*PROMPT*: Every record should be written out exactly, with the pictures left out.

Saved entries
========

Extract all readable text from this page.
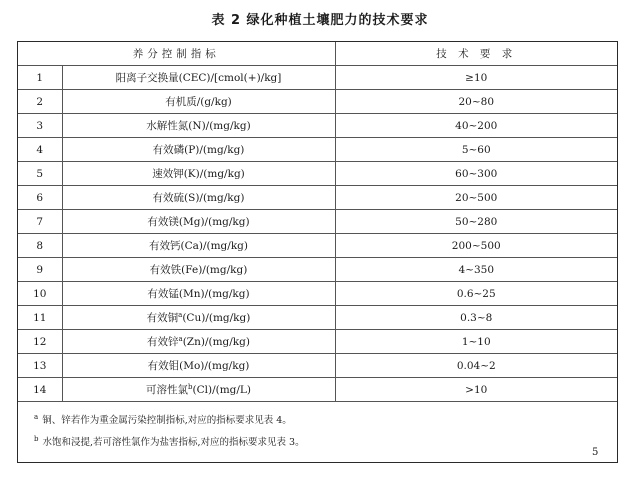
表 2 绿化种植土壤肥力的技术要求
养分控制指标		技 术 要 求
1	阳离子交换量(CEC)/[cmol(+)/kg]	≥10
2	有机质/(g/kg)	20~80
3	水解性氮(N)/(mg/kg)	40~200
4	有效磷(P)/(mg/kg)	5~60
5	速效钾(K)/(mg/kg)	60~300
6	有效硫(S)/(mg/kg)	20~500
7	有效镁(Mg)/(mg/kg)	50~280
8	有效钙(Ca)/(mg/kg)	200~500
9	有效铁(Fe)/(mg/kg)	4~350
10	有效锰(Mn)/(mg/kg)	0.6~25
11	有效铜$^a$(Cu)/(mg/kg)	0.3~8
12	有效锌$^a$(Zn)/(mg/kg)	1~10
13	有效钼(Mo)/(mg/kg)	0.04~2
14	可溶性氯$^b$(Cl)/(mg/L)	>10

$^a$ 铜、锌若作为重金属污染控制指标,对应的指标要求见表 4。
$^b$ 水饱和浸提,若可溶性氯作为盐害指标,对应的指标要求见表 3。		
5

========

*TASK SOLUTION*:
Extract all readable text from this page.
表 2 绿化种植土壤肥力的技术要求
养分控制指标		技 术 要 求
1	阳离子交换量(CEC)/[cmol(+)/kg]	≥10
2	有机质/(g/kg)	20~80
3	水解性氮(N)/(mg/kg)	40~200
4	有效磷(P)/(mg/kg)	5~60
5	速效钾(K)/(mg/kg)	60~300
6	有效硫(S)/(mg/kg)	20~500
7	有效镁(Mg)/(mg/kg)	50~280
8	有效钙(Ca)/(mg/kg)	200~500
9	有效铁(Fe)/(mg/kg)	4~350
10	有效锰(Mn)/(mg/kg)	0.6~25
11	有效铜$^a$(Cu)/(mg/kg)	0.3~8
12	有效锌$^a$(Zn)/(mg/kg)	1~10
13	有效钼(Mo)/(mg/kg)	0.04~2
14	可溶性氯$^b$(Cl)/(mg/L)	>10

$^a$ 铜、锌若作为重金属污染控制指标,对应的指标要求见表 4。
$^b$ 水饱和浸提,若可溶性氯作为盐害指标,对应的指标要求见表 3。		
5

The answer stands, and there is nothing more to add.